* [Data for processing]
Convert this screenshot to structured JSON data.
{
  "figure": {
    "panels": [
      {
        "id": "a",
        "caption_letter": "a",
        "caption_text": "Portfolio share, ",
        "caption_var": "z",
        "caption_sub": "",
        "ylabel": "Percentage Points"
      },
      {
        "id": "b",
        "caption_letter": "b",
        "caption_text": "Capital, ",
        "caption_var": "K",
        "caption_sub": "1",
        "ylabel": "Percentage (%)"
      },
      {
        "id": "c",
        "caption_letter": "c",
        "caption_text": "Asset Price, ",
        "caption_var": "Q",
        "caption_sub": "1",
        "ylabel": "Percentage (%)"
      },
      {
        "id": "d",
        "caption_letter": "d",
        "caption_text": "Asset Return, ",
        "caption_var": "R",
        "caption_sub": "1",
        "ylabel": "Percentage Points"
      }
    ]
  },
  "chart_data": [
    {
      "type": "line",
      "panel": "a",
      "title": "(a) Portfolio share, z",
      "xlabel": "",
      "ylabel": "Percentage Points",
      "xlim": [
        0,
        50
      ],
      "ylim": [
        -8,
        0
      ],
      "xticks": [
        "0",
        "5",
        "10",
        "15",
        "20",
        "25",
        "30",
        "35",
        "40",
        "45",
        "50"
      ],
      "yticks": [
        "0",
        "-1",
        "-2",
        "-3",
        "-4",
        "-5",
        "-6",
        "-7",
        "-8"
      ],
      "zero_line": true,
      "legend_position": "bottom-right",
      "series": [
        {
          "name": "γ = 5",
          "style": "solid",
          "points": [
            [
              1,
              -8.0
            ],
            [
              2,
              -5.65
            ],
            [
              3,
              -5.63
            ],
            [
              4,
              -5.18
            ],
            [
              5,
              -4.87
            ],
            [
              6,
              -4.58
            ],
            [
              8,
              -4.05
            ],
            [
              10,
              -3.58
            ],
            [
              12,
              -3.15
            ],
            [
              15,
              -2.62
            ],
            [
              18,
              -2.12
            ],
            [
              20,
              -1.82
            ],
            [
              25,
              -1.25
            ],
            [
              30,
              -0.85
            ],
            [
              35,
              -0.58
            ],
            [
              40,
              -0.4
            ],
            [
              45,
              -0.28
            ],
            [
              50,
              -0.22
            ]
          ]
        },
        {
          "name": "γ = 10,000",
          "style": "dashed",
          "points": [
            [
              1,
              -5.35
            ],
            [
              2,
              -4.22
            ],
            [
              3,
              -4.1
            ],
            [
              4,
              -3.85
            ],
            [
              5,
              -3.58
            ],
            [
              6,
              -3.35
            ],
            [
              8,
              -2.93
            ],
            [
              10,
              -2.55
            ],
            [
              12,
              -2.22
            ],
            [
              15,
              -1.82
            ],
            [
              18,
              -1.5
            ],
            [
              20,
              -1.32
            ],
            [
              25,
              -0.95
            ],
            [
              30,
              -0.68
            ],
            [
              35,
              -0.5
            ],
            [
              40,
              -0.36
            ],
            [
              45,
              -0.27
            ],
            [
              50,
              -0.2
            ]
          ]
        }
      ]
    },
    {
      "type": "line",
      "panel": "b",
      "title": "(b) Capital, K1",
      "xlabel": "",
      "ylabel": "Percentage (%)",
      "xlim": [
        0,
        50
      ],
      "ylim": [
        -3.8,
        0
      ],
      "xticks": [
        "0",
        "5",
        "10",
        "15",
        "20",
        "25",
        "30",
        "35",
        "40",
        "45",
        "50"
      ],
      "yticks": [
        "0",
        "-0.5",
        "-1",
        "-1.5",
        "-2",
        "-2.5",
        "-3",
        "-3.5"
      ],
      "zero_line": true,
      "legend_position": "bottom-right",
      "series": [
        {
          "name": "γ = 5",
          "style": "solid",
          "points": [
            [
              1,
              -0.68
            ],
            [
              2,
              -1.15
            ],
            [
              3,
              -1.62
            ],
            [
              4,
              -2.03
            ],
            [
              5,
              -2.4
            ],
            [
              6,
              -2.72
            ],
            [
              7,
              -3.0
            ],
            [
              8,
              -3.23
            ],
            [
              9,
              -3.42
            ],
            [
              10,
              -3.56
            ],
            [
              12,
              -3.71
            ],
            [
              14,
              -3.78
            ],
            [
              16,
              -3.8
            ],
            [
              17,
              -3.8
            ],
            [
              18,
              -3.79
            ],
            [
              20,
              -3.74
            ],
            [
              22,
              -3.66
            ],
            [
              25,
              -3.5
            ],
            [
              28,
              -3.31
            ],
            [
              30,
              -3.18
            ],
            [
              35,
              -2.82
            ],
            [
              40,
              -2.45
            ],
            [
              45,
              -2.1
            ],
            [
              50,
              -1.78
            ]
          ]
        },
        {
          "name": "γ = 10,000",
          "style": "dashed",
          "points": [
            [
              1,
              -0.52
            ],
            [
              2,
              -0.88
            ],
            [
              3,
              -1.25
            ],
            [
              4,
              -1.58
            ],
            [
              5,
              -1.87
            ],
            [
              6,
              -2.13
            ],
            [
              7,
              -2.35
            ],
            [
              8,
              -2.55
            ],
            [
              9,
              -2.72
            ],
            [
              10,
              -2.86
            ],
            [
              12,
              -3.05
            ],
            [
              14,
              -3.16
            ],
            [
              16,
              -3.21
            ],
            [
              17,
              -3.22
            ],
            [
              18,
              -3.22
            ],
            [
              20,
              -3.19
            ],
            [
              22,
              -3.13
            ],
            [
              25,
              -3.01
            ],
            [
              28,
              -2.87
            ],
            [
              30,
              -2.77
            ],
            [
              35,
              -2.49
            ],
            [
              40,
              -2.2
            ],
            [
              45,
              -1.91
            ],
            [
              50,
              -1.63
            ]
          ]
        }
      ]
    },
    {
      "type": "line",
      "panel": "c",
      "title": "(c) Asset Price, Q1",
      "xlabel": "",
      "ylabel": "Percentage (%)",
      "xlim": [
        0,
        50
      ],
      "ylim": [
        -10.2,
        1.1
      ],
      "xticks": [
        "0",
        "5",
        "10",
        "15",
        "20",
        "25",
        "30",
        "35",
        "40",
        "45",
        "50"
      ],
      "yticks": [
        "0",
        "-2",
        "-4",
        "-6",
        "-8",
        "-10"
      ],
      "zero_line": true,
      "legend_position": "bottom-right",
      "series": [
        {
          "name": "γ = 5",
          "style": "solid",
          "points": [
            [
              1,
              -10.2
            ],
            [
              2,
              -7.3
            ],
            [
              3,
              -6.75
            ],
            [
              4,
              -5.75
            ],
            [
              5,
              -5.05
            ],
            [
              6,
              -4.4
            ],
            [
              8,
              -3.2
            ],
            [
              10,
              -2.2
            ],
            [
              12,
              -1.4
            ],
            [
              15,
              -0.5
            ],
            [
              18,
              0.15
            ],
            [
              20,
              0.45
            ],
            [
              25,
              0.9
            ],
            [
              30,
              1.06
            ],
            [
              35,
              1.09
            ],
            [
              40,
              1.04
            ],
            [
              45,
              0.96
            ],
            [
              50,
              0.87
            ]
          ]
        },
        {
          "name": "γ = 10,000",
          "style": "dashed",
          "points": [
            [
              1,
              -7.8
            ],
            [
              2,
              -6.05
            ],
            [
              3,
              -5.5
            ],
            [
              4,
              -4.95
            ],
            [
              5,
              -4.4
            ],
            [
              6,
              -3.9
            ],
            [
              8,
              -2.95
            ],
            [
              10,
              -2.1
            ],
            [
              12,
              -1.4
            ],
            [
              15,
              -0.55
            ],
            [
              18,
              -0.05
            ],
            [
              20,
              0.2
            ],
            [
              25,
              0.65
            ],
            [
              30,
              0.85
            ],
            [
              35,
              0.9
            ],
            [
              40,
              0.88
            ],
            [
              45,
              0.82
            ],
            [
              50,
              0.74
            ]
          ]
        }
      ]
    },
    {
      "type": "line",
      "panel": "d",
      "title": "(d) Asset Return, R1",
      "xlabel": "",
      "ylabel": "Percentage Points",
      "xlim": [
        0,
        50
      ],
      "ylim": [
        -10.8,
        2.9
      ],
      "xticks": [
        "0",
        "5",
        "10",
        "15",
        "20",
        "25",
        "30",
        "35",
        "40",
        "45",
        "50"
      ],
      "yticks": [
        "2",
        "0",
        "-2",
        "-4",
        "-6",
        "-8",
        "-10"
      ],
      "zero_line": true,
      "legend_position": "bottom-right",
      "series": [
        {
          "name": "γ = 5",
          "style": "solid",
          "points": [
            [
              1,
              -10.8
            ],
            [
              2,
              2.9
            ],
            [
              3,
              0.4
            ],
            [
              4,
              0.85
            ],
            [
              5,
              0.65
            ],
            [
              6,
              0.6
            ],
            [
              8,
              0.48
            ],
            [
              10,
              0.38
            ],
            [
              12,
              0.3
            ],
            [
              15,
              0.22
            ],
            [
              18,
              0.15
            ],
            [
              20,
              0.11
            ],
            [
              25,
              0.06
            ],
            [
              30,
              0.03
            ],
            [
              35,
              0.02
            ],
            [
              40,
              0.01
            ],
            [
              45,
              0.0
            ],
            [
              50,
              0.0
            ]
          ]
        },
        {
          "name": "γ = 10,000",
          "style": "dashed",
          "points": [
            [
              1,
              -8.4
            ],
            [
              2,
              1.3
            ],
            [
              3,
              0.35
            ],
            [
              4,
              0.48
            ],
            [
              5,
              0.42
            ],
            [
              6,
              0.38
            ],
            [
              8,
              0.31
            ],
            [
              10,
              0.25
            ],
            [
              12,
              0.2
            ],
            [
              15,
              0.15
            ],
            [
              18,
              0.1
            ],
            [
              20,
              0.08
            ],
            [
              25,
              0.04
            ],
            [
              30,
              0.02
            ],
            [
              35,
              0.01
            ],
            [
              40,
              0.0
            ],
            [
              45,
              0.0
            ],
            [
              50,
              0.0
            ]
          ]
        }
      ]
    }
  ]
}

* [Set exercise] From the data above, copy each line that has the string "share".

* [Answer in full]
        "caption_text": "Portfolio share, ",
      "title": "(a) Portfolio share, z",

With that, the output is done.